# TEXT SECTION

== == ==

Returns the current stepsize.

Setter

Sets the value of the step.

Raises
• TypeError – if step is set to not numeric or None

• ValueError – if step is set to negative

• TypeError – if step is set to not integer or None for an integer parameter

• TypeError – if step is set to not a number on None

sweep(start: float, stop: float, step: Optional[float] = None, num: Optional[int] = None) → qcodes.instrument.sweep_values.SweepFixedValues

Create a collection of parameter values to be iterated over. Requires start and stop and (step or num) The sign of step is not relevant.

Parameters
• start – The starting value of the sequence.

• stop – The end value of the sequence.

• step – Spacing between values.

• num – Number of values to generate.

Returns

Collection of parameter values to be iterated over.

Return type

SweepFixedValues

Examples

>>> sweep(0, 10, num=5)
[0.0, 2.5, 5.0, 7.5, 10.0]
>>> sweep(5, 10, step=1)
[5.0, 6.0, 7.0, 8.0, 9.0, 10.0]
>>> sweep(15, 10.5, step=1.5)

== == ==

# AVAILABLE DATA
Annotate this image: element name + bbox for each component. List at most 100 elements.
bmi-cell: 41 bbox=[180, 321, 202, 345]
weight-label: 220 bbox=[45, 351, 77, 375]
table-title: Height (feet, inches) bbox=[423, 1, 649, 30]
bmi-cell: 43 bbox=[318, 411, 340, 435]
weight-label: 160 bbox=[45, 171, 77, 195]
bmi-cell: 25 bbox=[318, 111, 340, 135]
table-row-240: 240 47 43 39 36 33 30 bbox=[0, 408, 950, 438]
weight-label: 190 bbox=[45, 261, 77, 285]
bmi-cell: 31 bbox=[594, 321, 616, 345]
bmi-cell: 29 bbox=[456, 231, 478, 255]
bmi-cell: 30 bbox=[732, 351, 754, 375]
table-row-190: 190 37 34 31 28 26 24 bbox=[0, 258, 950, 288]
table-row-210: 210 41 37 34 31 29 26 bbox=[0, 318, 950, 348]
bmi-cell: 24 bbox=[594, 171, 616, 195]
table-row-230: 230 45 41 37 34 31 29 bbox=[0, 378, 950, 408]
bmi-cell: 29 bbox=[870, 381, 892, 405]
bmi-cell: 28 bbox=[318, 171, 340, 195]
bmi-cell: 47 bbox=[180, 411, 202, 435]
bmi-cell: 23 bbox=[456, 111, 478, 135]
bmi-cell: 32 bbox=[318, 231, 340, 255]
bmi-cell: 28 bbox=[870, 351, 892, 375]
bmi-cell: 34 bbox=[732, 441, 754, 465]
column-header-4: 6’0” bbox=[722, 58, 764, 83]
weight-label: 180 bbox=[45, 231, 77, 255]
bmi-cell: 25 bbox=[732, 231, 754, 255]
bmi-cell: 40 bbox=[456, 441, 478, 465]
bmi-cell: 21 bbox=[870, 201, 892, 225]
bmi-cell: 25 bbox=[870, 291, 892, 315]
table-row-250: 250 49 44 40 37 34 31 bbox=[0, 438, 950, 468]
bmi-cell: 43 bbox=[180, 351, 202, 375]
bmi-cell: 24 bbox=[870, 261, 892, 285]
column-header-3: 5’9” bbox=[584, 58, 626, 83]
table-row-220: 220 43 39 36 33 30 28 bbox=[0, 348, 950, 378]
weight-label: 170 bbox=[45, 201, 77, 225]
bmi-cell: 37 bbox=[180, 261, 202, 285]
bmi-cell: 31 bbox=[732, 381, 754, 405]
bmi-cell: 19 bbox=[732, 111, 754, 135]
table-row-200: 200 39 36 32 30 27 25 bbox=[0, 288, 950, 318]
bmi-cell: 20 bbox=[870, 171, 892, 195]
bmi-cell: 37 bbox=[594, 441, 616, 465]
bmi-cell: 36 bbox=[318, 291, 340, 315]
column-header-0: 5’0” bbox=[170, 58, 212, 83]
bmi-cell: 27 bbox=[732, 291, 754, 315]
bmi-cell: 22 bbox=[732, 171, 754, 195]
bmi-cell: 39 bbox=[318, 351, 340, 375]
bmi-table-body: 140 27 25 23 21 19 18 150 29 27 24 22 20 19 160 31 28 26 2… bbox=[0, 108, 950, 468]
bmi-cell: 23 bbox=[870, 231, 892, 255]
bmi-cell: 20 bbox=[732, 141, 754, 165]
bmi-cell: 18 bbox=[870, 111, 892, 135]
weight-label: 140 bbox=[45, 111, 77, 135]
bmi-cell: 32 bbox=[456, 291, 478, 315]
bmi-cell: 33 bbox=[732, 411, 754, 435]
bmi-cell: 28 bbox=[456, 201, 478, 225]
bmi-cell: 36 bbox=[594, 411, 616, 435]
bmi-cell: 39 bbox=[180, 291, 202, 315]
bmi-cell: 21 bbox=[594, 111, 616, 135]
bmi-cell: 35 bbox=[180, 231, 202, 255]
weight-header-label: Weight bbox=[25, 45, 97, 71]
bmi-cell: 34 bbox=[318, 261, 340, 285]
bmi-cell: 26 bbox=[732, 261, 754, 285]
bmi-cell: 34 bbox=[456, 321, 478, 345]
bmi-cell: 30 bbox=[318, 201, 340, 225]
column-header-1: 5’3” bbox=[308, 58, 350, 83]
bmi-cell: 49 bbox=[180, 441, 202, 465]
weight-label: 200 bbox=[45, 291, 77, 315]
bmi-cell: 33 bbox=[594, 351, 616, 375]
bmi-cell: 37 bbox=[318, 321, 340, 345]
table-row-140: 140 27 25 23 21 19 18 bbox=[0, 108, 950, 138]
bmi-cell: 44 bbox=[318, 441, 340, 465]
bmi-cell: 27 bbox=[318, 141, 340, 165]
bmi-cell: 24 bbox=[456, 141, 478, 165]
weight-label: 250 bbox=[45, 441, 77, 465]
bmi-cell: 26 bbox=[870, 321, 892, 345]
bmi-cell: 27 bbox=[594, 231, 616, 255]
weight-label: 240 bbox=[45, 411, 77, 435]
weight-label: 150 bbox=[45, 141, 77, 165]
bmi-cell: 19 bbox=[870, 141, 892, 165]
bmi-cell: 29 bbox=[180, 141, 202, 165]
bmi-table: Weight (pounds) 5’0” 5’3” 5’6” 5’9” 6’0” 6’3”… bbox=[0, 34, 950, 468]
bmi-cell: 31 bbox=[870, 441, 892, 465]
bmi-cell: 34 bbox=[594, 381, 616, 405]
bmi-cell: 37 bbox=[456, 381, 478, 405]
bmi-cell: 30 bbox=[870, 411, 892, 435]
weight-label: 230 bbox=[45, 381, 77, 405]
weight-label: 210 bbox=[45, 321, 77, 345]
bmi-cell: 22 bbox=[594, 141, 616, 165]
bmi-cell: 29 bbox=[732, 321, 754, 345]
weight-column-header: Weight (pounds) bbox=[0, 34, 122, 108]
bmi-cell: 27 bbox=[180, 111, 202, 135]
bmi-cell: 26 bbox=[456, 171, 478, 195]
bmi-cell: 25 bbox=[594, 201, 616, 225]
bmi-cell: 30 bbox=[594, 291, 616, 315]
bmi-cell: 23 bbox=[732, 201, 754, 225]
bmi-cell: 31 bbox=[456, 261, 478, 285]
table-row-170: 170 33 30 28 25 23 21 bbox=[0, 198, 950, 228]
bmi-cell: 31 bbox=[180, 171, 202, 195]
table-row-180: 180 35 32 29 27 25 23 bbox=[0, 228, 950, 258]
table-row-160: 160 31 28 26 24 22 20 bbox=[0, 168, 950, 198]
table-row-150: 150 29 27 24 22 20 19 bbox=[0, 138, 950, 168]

== == ==

# TASKS TO COMPLETE
a - Answer these questions about the qcodes parameter documentation, one line each:
(i) Which error is raised if step is set to a negative value?
(ii) What return type is given for sweep?
(iii) What result is shown for sweep(0, 10, num=5)?
b - Continue the qcodes parameter documentation after its final line.

# SOLVED PROBLEMS
a -
(i) ValueError
(ii) SweepFixedValues
(iii) [0.0, 2.5, 5.0, 7.5, 10.0]

b -
>[15.0, 13.5, 12.0, 10.5]

validate(value: Any)None

Validate the value supplied.

Parameters

value – value to validate

Raises
• TypeError – If the value is of the wrong type.

• ValueError – If the value is outside the bounds specified by the validator.

## qcodes.instrument_drivers.test module¶

class qcodes.instrument_drivers.test.DriverTestCase(methodName='runTest')[source]

Bases: unittest.case.TestCase

Create an instance of the class that will use the named test method when executed. Raises a ValueError if the instance does not have a method with the specified name.

driver: Optional[type] = None
classmethod setUpClass()[source]

Hook method for setting up class fixture before running tests in the class.

addCleanup(**kwargs)

Add a function, with arguments, to be called when the test is completed. Functions added are called on a LIFO basis and are called after tearDown on test failure or success.

Cleanup items are called even if setUp fails (unlike tearDown).

addTypeEqualityFunc(typeobj, function)

Add a type specific assertEqual style function to compare a type.

This method is for use by TestCase subclasses that need to register their own type equality functions to provide nicer error messages.

Parameters
• typeobj – The data type to call this function on when both values are of the same type in assertEqual().

• function – The callable taking two arguments and an optional msg= argument that raises self.failureException with a useful error message when the two arguments are not equal.

assertAlmostEqual(first, second, places=None, msg=None, delta=None)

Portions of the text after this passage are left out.